▸ AIM OF THE EXERCISE
Only the lines holding the string "screenshot" are needed. Copy each one.

▸ WORKING DATA

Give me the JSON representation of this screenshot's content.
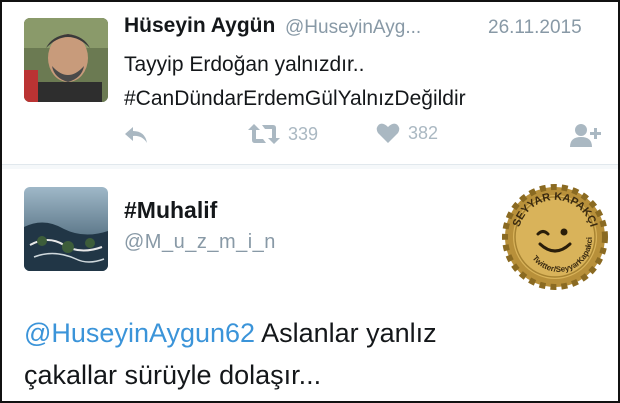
{
  "tweet1": {
    "name": "Hüseyin Aygün",
    "handle": "@HuseyinAyg...",
    "date": "26.11.2015",
    "line1": "Tayyip Erdoğan yalnızdır..",
    "line2": "#CanDündarErdemGülYalnızDeğildir",
    "actions": {
      "reply_icon": "reply-icon",
      "retweet_icon": "retweet-icon",
      "retweet_count": "339",
      "like_icon": "heart-icon",
      "like_count": "382",
      "follow_icon": "follow-icon"
    }
  },
  "tweet2": {
    "name": "#Muhalif",
    "handle": "@M_u_z_m_i_n",
    "mention": "@HuseyinAygun62",
    "text_after_mention": " Aslanlar yanlız",
    "line2": "çakallar sürüyle dolaşır..."
  },
  "watermark": {
    "top_text": "SEYYAR KAPAKÇI",
    "bottom_text": "Twitter/SeyyarKapakci"
  },
  "colors": {
    "link": "#3b94d9",
    "meta": "#8899a6",
    "action": "#aab8c2",
    "bottle_cap": "#c9a54a"
  }
}
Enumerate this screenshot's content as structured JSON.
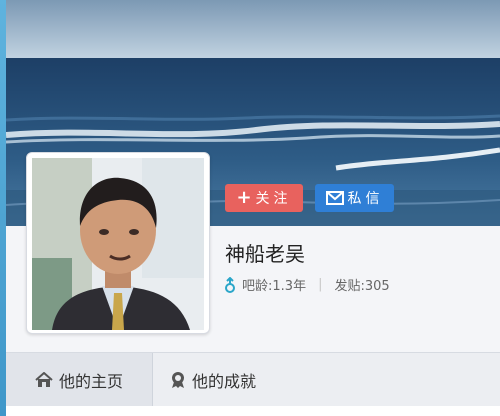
{
  "profile": {
    "username": "神船老吴",
    "age_label": "吧龄:",
    "age_value": "1.3年",
    "posts_label": "发贴:",
    "posts_value": "305"
  },
  "actions": {
    "follow_label": "关注",
    "message_label": "私信"
  },
  "tabs": [
    {
      "label": "他的主页",
      "icon": "home-icon"
    },
    {
      "label": "他的成就",
      "icon": "award-icon"
    }
  ],
  "colors": {
    "follow_button": "#e8625e",
    "message_button": "#2f7fd6",
    "gender_icon": "#2aa6c9"
  }
}
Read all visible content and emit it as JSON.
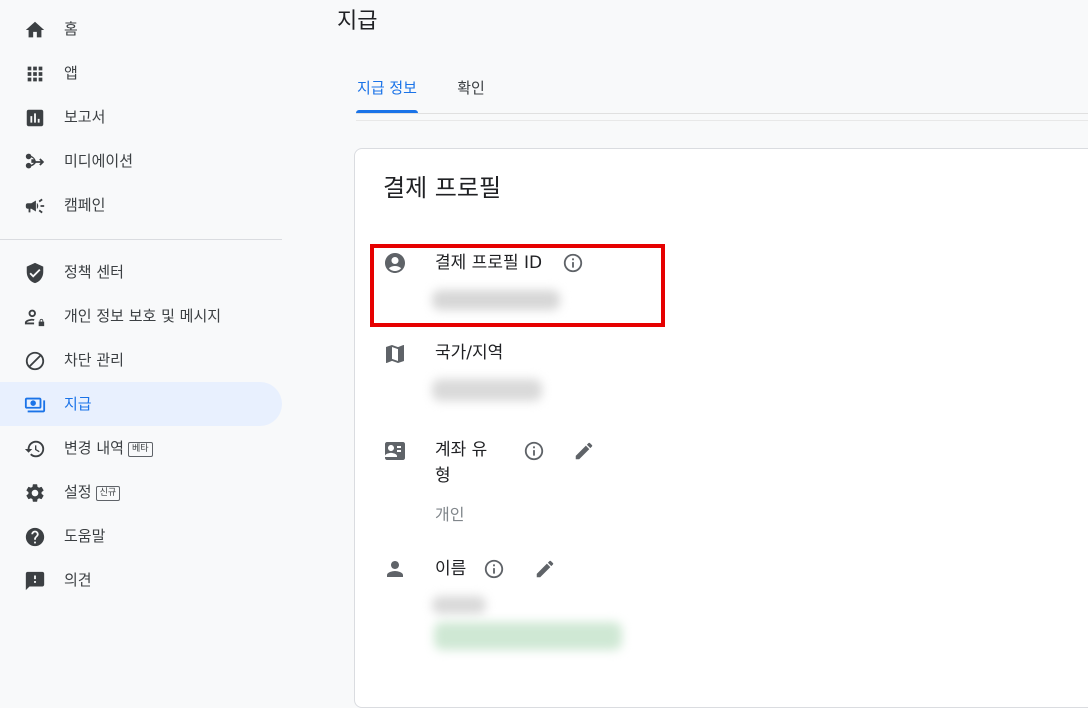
{
  "sidebar": {
    "items": [
      {
        "label": "홈",
        "icon": "home-icon"
      },
      {
        "label": "앱",
        "icon": "apps-grid-icon"
      },
      {
        "label": "보고서",
        "icon": "bar-chart-icon"
      },
      {
        "label": "미디에이션",
        "icon": "mediation-icon"
      },
      {
        "label": "캠페인",
        "icon": "megaphone-icon"
      },
      {
        "label": "정책 센터",
        "icon": "shield-check-icon"
      },
      {
        "label": "개인 정보 보호 및 메시지",
        "icon": "person-lock-icon"
      },
      {
        "label": "차단 관리",
        "icon": "block-icon"
      },
      {
        "label": "지급",
        "icon": "payments-icon",
        "active": true
      },
      {
        "label": "변경 내역",
        "icon": "history-icon",
        "badge": "베타"
      },
      {
        "label": "설정",
        "icon": "gear-icon",
        "badge": "신규"
      },
      {
        "label": "도움말",
        "icon": "help-icon"
      },
      {
        "label": "의견",
        "icon": "feedback-icon"
      }
    ]
  },
  "main": {
    "title": "지급",
    "tabs": [
      {
        "label": "지급 정보",
        "active": true
      },
      {
        "label": "확인"
      }
    ],
    "card": {
      "title": "결제 프로필",
      "fields": {
        "profile_id": {
          "label": "결제 프로필 ID",
          "icon": "account-circle-icon"
        },
        "country": {
          "label": "국가/지역",
          "icon": "map-icon"
        },
        "account_type": {
          "label_line1": "계좌 유",
          "label_line2": "형",
          "value": "개인",
          "icon": "contact-card-icon"
        },
        "name": {
          "label": "이름",
          "icon": "person-icon"
        }
      }
    }
  },
  "colors": {
    "accent": "#1a73e8",
    "active_bg": "#e8f0fe",
    "highlight": "#e60000",
    "text": "#202124",
    "icon": "#5f6368"
  }
}
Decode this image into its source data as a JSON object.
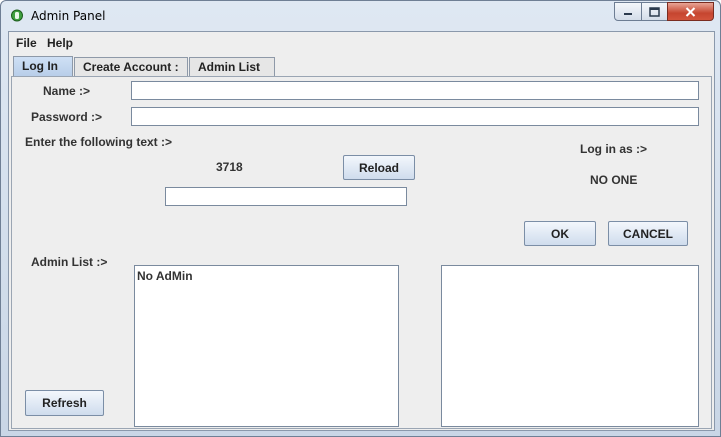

▸ ANSWER TO THIS EXERCISE
Give me the JSON representation of this screenshot's content.
Enumerate this screenshot's content as structured JSON.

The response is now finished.